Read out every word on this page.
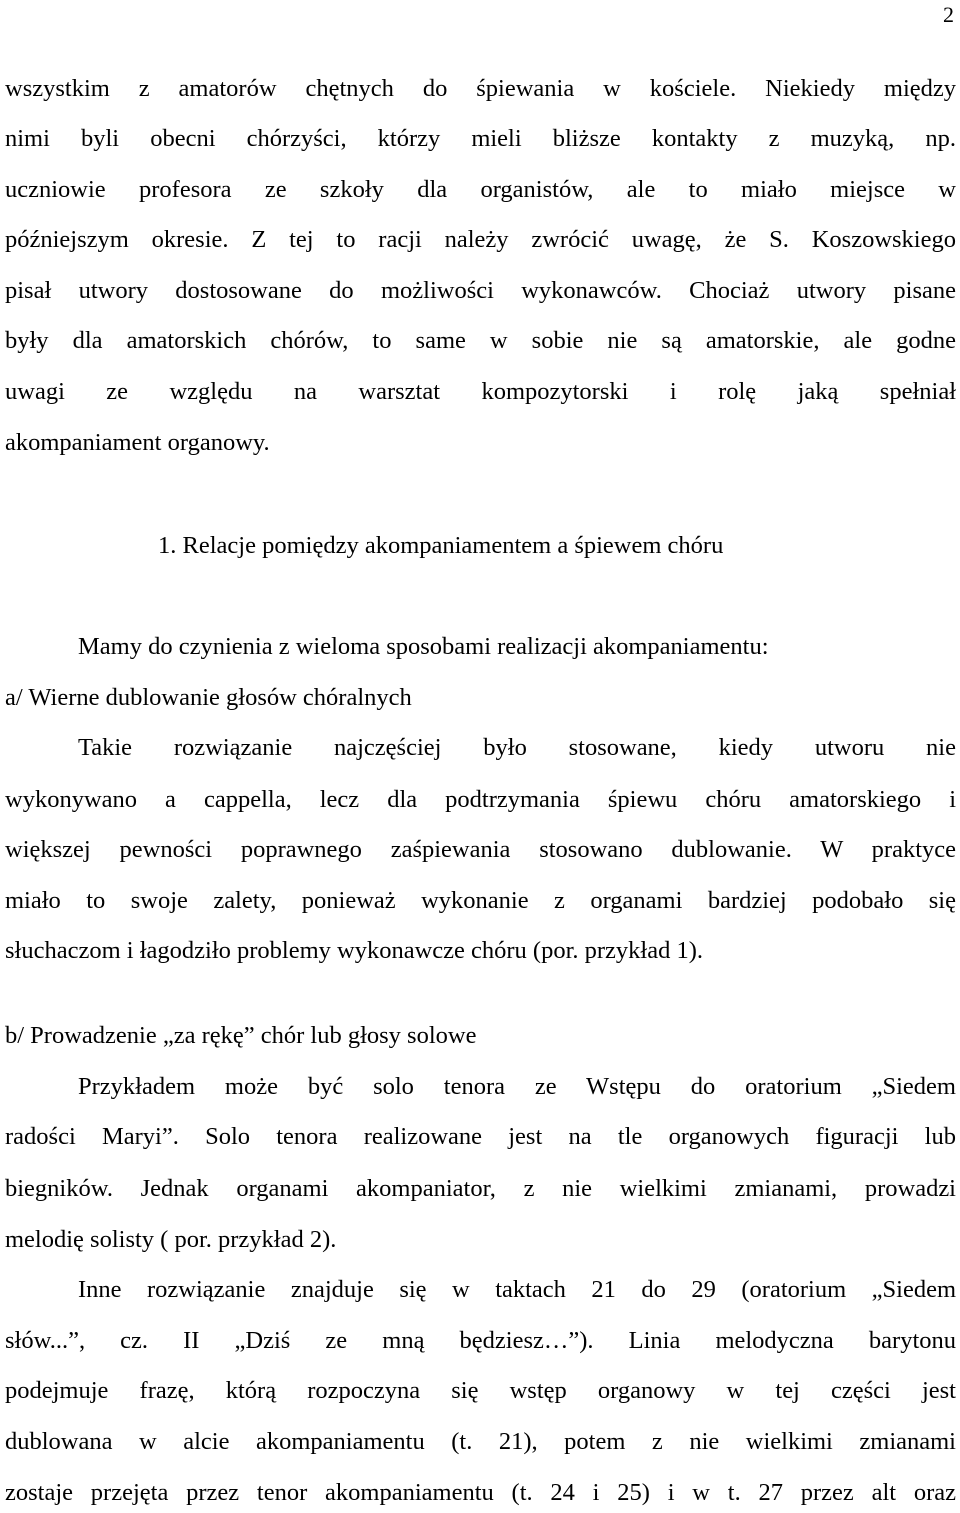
2
wszystkim z amatorów chętnych do śpiewania w kościele. Niekiedy między
nimi byli obecni chórzyści, którzy mieli bliższe kontakty z muzyką, np.
uczniowie profesora ze szkoły dla organistów, ale to miało miejsce w
późniejszym okresie. Z tej to racji należy zwrócić uwagę, że S. Koszowskiego
pisał utwory dostosowane do możliwości wykonawców. Chociaż utwory pisane
były dla amatorskich chórów, to same w sobie nie są amatorskie, ale godne
uwagi ze względu na warsztat kompozytorski i rolę jaką spełniał
akompaniament organowy.
1. Relacje pomiędzy akompaniamentem a śpiewem chóru
Mamy do czynienia z wieloma sposobami realizacji akompaniamentu:
a/ Wierne dublowanie głosów chóralnych
Takie rozwiązanie najczęściej było stosowane, kiedy utworu nie
wykonywano a cappella, lecz dla podtrzymania śpiewu chóru amatorskiego i
większej pewności poprawnego zaśpiewania stosowano dublowanie. W praktyce
miało to swoje zalety, ponieważ wykonanie z organami bardziej podobało się
słuchaczom i łagodziło problemy wykonawcze chóru (por. przykład 1).
b/ Prowadzenie „za rękę” chór lub głosy solowe
Przykładem może być solo tenora ze Wstępu do oratorium „Siedem
radości Maryi”. Solo tenora realizowane jest na tle organowych figuracji lub
biegników. Jednak organami akompaniator, z nie wielkimi zmianami, prowadzi
melodię solisty ( por. przykład 2).
Inne rozwiązanie znajduje się w taktach 21 do 29 (oratorium „Siedem
słów...”, cz. II „Dziś ze mną będziesz…”). Linia melodyczna barytonu
podejmuje frazę, którą rozpoczyna się wstęp organowy w tej części jest
dublowana w alcie akompaniamentu (t. 21), potem z nie wielkimi zmianami
zostaje przejęta przez tenor akompaniamentu (t. 24 i 25) i w t. 27 przez alt oraz
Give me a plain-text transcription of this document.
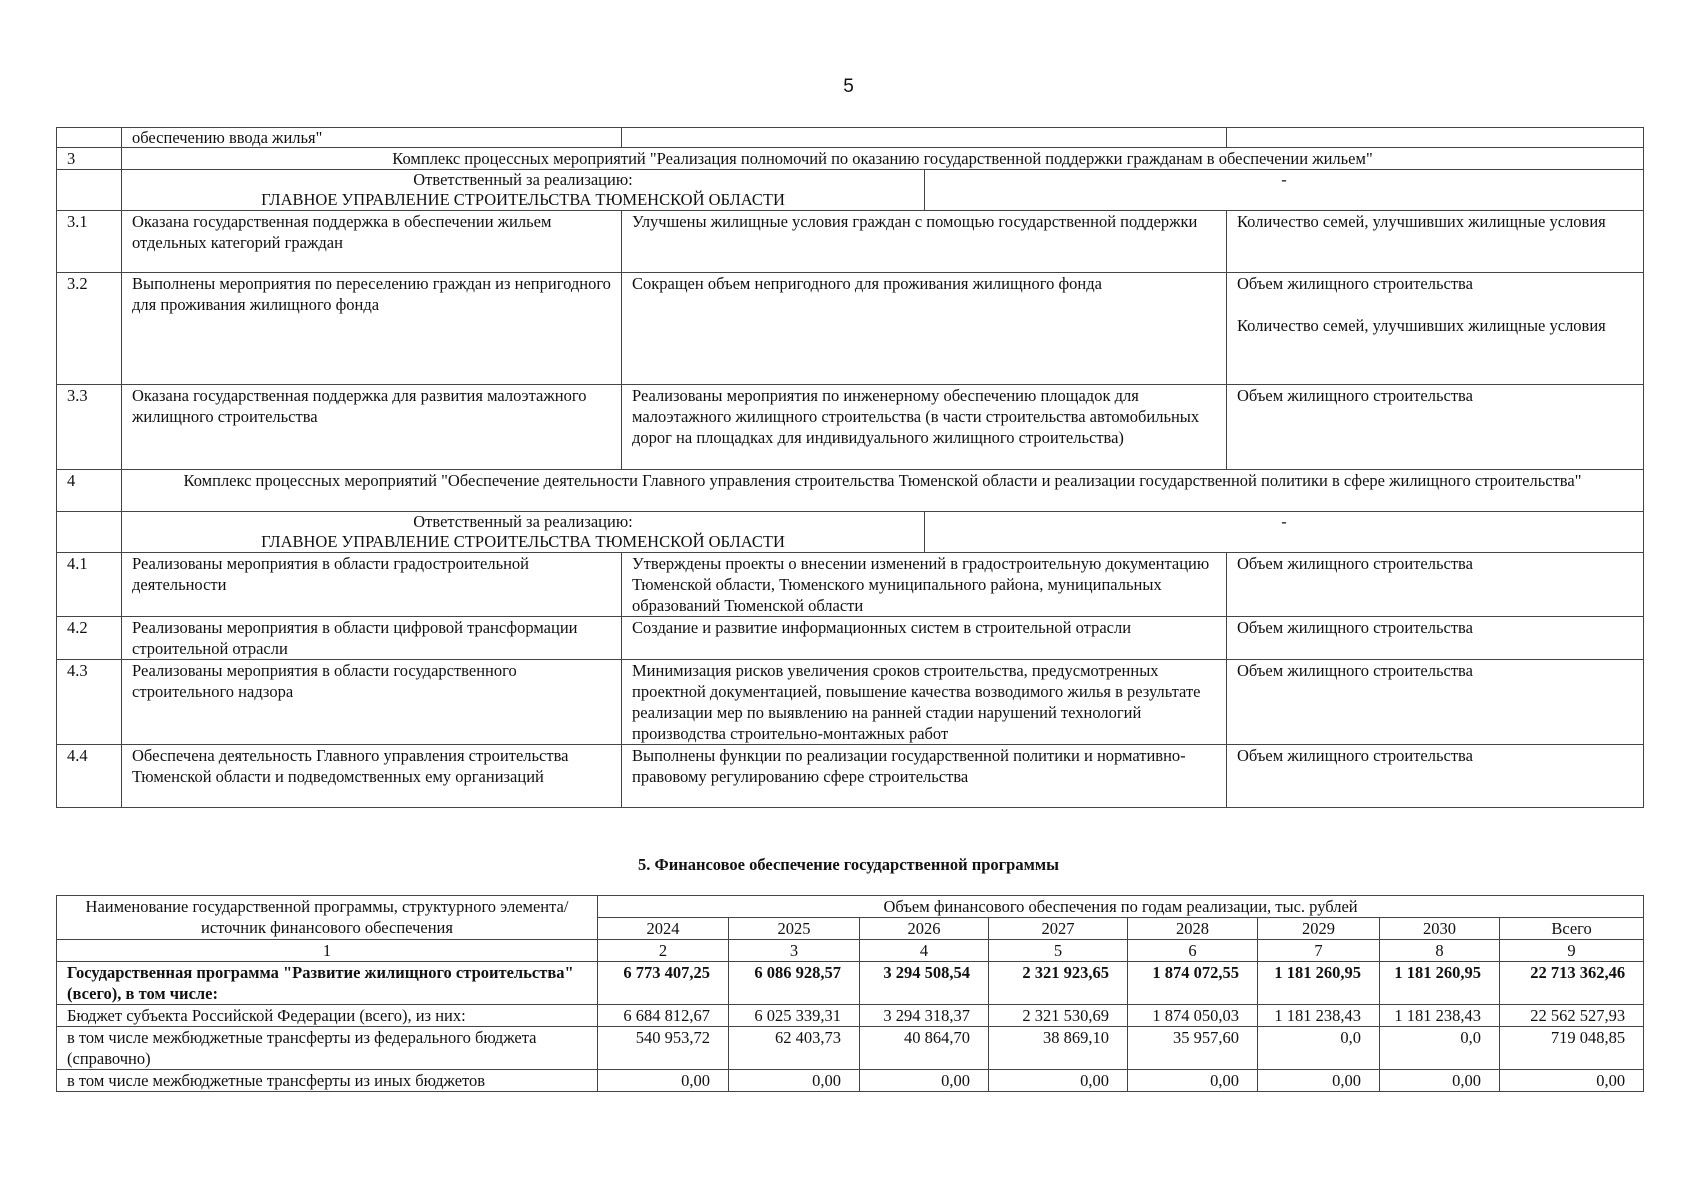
5
	обеспечению ввода жилья"			
3	Комплекс процессных мероприятий "Реализация полномочий по оказанию государственной поддержки гражданам в обеспечении жильем"			

	Ответственный за реализацию:
ГЛАВНОЕ УПРАВЛЕНИЕ СТРОИТЕЛЬСТВА ТЮМЕНСКОЙ ОБЛАСТИ		-	
3.1	Оказана государственная поддержка в обеспечении жильем отдельных категорий граждан	Улучшены жилищные условия граждан с помощью государственной поддержки		Количество семей, улучшивших жилищные условия
3.2	Выполнены мероприятия по переселению граждан из непригодного для проживания жилищного фонда	Сокращен объем непригодного для проживания жилищного фонда		Объем жилищного строительства
Количество семей, улучшивших жилищные условия

3.3	Оказана государственная поддержка для развития малоэтажного жилищного строительства	Реализованы мероприятия по инженерному обеспечению площадок для малоэтажного жилищного строительства (в части строительства автомобильных дорог на площадках для индивидуального жилищного строительства)		Объем жилищного строительства
4	Комплекс процессных мероприятий "Обеспечение деятельности Главного управления строительства Тюменской области и реализации государственной политики в сфере жилищного строительства"			

	Ответственный за реализацию:
ГЛАВНОЕ УПРАВЛЕНИЕ СТРОИТЕЛЬСТВА ТЮМЕНСКОЙ ОБЛАСТИ		-	
4.1	Реализованы мероприятия в области градостроительной деятельности	Утверждены проекты о внесении изменений в градостроительную документацию Тюменской области, Тюменского муниципального района, муниципальных образований Тюменской области		Объем жилищного строительства
4.2	Реализованы мероприятия в области цифровой трансформации строительной отрасли	Создание и развитие информационных систем в строительной отрасли		Объем жилищного строительства
4.3	Реализованы мероприятия в области государственного строительного надзора	Минимизация рисков увеличения сроков строительства, предусмотренных проектной документацией, повышение качества возводимого жилья в результате реализации мер по выявлению на ранней стадии нарушений технологий производства строительно-монтажных работ		Объем жилищного строительства
4.4	Обеспечена деятельность Главного управления строительства Тюменской области и подведомственных ему организаций	Выполнены функции по реализации государственной политики и нормативно-правовому регулированию сфере строительства		Объем жилищного строительства
5. Финансовое обеспечение государственной программы
Наименование государственной программы, структурного элемента/источник финансового обеспечения	Объем финансового обеспечения по годам реализации, тыс. рублей							
	2024	2025	2026	2027	2028	2029	2030	Всего
1	2	3	4	5	6	7	8	9
Государственная программа "Развитие жилищного строительства" (всего), в том числе:	6 773 407,25	6 086 928,57	3 294 508,54	2 321 923,65	1 874 072,55	1 181 260,95	1 181 260,95	22 713 362,46
Бюджет субъекта Российской Федерации (всего), из них:	6 684 812,67	6 025 339,31	3 294 318,37	2 321 530,69	1 874 050,03	1 181 238,43	1 181 238,43	22 562 527,93
в том числе межбюджетные трансферты из федерального бюджета (справочно)	540 953,72	62 403,73	40 864,70	38 869,10	35 957,60	0,0	0,0	719 048,85
в том числе межбюджетные трансферты из иных бюджетов	0,00	0,00	0,00	0,00	0,00	0,00	0,00	0,00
* * * *
Task to complete: Respond with nothing but the number of lines in the entries that contain the string "условия".

Right answer: 2